→ **WRITTEN REQUEST**
Write out the records that appear below, verbatim and complete, but without pictures.

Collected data
>> start

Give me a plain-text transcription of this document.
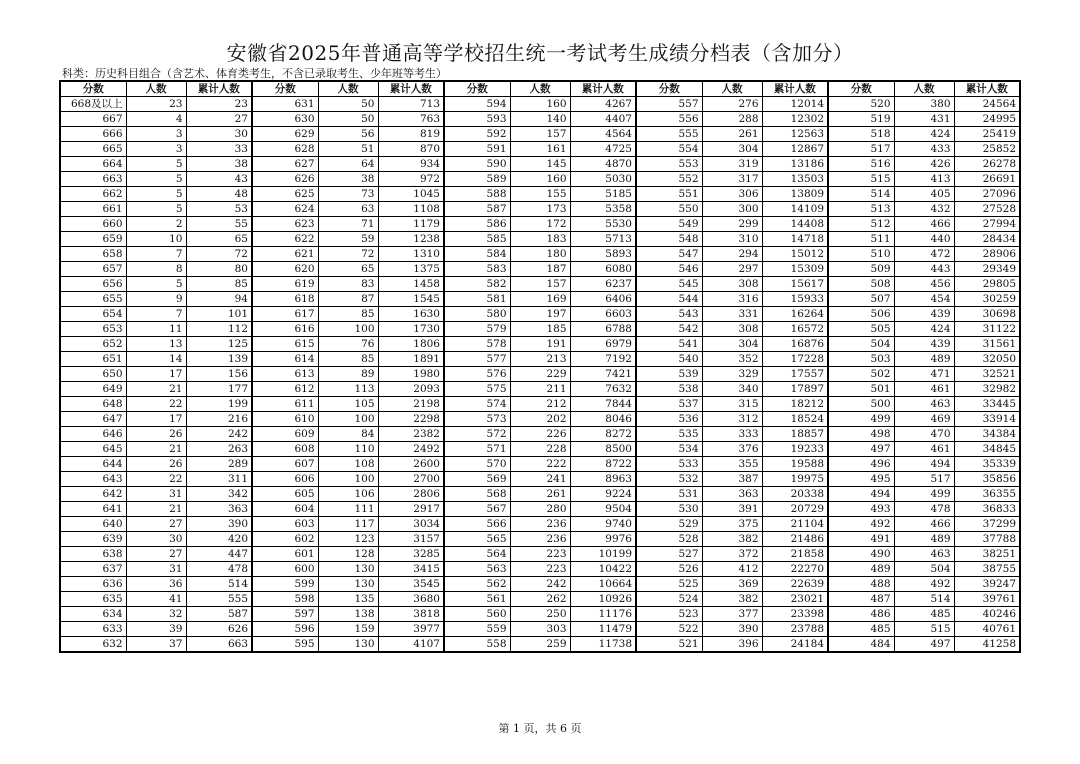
安徽省2025年普通高等学校招生统一考试考生成绩分档表（含加分）
科类：历史科目组合（含艺术、体育类考生，不含已录取考生、少年班等考生）
分数	人数	累计人数	分数	人数	累计人数	分数	人数	累计人数	分数	人数	累计人数	分数	人数	累计人数
668及以上	23	23	631	50	713	594	160	4267	557	276	12014	520	380	24564
667	4	27	630	50	763	593	140	4407	556	288	12302	519	431	24995
666	3	30	629	56	819	592	157	4564	555	261	12563	518	424	25419
665	3	33	628	51	870	591	161	4725	554	304	12867	517	433	25852
664	5	38	627	64	934	590	145	4870	553	319	13186	516	426	26278
663	5	43	626	38	972	589	160	5030	552	317	13503	515	413	26691
662	5	48	625	73	1045	588	155	5185	551	306	13809	514	405	27096
661	5	53	624	63	1108	587	173	5358	550	300	14109	513	432	27528
660	2	55	623	71	1179	586	172	5530	549	299	14408	512	466	27994
659	10	65	622	59	1238	585	183	5713	548	310	14718	511	440	28434
658	7	72	621	72	1310	584	180	5893	547	294	15012	510	472	28906
657	8	80	620	65	1375	583	187	6080	546	297	15309	509	443	29349
656	5	85	619	83	1458	582	157	6237	545	308	15617	508	456	29805
655	9	94	618	87	1545	581	169	6406	544	316	15933	507	454	30259
654	7	101	617	85	1630	580	197	6603	543	331	16264	506	439	30698
653	11	112	616	100	1730	579	185	6788	542	308	16572	505	424	31122
652	13	125	615	76	1806	578	191	6979	541	304	16876	504	439	31561
651	14	139	614	85	1891	577	213	7192	540	352	17228	503	489	32050
650	17	156	613	89	1980	576	229	7421	539	329	17557	502	471	32521
649	21	177	612	113	2093	575	211	7632	538	340	17897	501	461	32982
648	22	199	611	105	2198	574	212	7844	537	315	18212	500	463	33445
647	17	216	610	100	2298	573	202	8046	536	312	18524	499	469	33914
646	26	242	609	84	2382	572	226	8272	535	333	18857	498	470	34384
645	21	263	608	110	2492	571	228	8500	534	376	19233	497	461	34845
644	26	289	607	108	2600	570	222	8722	533	355	19588	496	494	35339
643	22	311	606	100	2700	569	241	8963	532	387	19975	495	517	35856
642	31	342	605	106	2806	568	261	9224	531	363	20338	494	499	36355
641	21	363	604	111	2917	567	280	9504	530	391	20729	493	478	36833
640	27	390	603	117	3034	566	236	9740	529	375	21104	492	466	37299
639	30	420	602	123	3157	565	236	9976	528	382	21486	491	489	37788
638	27	447	601	128	3285	564	223	10199	527	372	21858	490	463	38251
637	31	478	600	130	3415	563	223	10422	526	412	22270	489	504	38755
636	36	514	599	130	3545	562	242	10664	525	369	22639	488	492	39247
635	41	555	598	135	3680	561	262	10926	524	382	23021	487	514	39761
634	32	587	597	138	3818	560	250	11176	523	377	23398	486	485	40246
633	39	626	596	159	3977	559	303	11479	522	390	23788	485	515	40761
632	37	663	595	130	4107	558	259	11738	521	396	24184	484	497	41258
第 1 页，共 6 页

>> end

→ **RESULT OF THIS EXERCISE**
Give me a plain-text transcription of this document.
安徽省2025年普通高等学校招生统一考试考生成绩分档表（含加分）
科类：历史科目组合（含艺术、体育类考生，不含已录取考生、少年班等考生）
分数	人数	累计人数	分数	人数	累计人数	分数	人数	累计人数	分数	人数	累计人数	分数	人数	累计人数
668及以上	23	23	631	50	713	594	160	4267	557	276	12014	520	380	24564
667	4	27	630	50	763	593	140	4407	556	288	12302	519	431	24995
666	3	30	629	56	819	592	157	4564	555	261	12563	518	424	25419
665	3	33	628	51	870	591	161	4725	554	304	12867	517	433	25852
664	5	38	627	64	934	590	145	4870	553	319	13186	516	426	26278
663	5	43	626	38	972	589	160	5030	552	317	13503	515	413	26691
662	5	48	625	73	1045	588	155	5185	551	306	13809	514	405	27096
661	5	53	624	63	1108	587	173	5358	550	300	14109	513	432	27528
660	2	55	623	71	1179	586	172	5530	549	299	14408	512	466	27994
659	10	65	622	59	1238	585	183	5713	548	310	14718	511	440	28434
658	7	72	621	72	1310	584	180	5893	547	294	15012	510	472	28906
657	8	80	620	65	1375	583	187	6080	546	297	15309	509	443	29349
656	5	85	619	83	1458	582	157	6237	545	308	15617	508	456	29805
655	9	94	618	87	1545	581	169	6406	544	316	15933	507	454	30259
654	7	101	617	85	1630	580	197	6603	543	331	16264	506	439	30698
653	11	112	616	100	1730	579	185	6788	542	308	16572	505	424	31122
652	13	125	615	76	1806	578	191	6979	541	304	16876	504	439	31561
651	14	139	614	85	1891	577	213	7192	540	352	17228	503	489	32050
650	17	156	613	89	1980	576	229	7421	539	329	17557	502	471	32521
649	21	177	612	113	2093	575	211	7632	538	340	17897	501	461	32982
648	22	199	611	105	2198	574	212	7844	537	315	18212	500	463	33445
647	17	216	610	100	2298	573	202	8046	536	312	18524	499	469	33914
646	26	242	609	84	2382	572	226	8272	535	333	18857	498	470	34384
645	21	263	608	110	2492	571	228	8500	534	376	19233	497	461	34845
644	26	289	607	108	2600	570	222	8722	533	355	19588	496	494	35339
643	22	311	606	100	2700	569	241	8963	532	387	19975	495	517	35856
642	31	342	605	106	2806	568	261	9224	531	363	20338	494	499	36355
641	21	363	604	111	2917	567	280	9504	530	391	20729	493	478	36833
640	27	390	603	117	3034	566	236	9740	529	375	21104	492	466	37299
639	30	420	602	123	3157	565	236	9976	528	382	21486	491	489	37788
638	27	447	601	128	3285	564	223	10199	527	372	21858	490	463	38251
637	31	478	600	130	3415	563	223	10422	526	412	22270	489	504	38755
636	36	514	599	130	3545	562	242	10664	525	369	22639	488	492	39247
635	41	555	598	135	3680	561	262	10926	524	382	23021	487	514	39761
634	32	587	597	138	3818	560	250	11176	523	377	23398	486	485	40246
633	39	626	596	159	3977	559	303	11479	522	390	23788	485	515	40761
632	37	663	595	130	4107	558	259	11738	521	396	24184	484	497	41258
第 1 页，共 6 页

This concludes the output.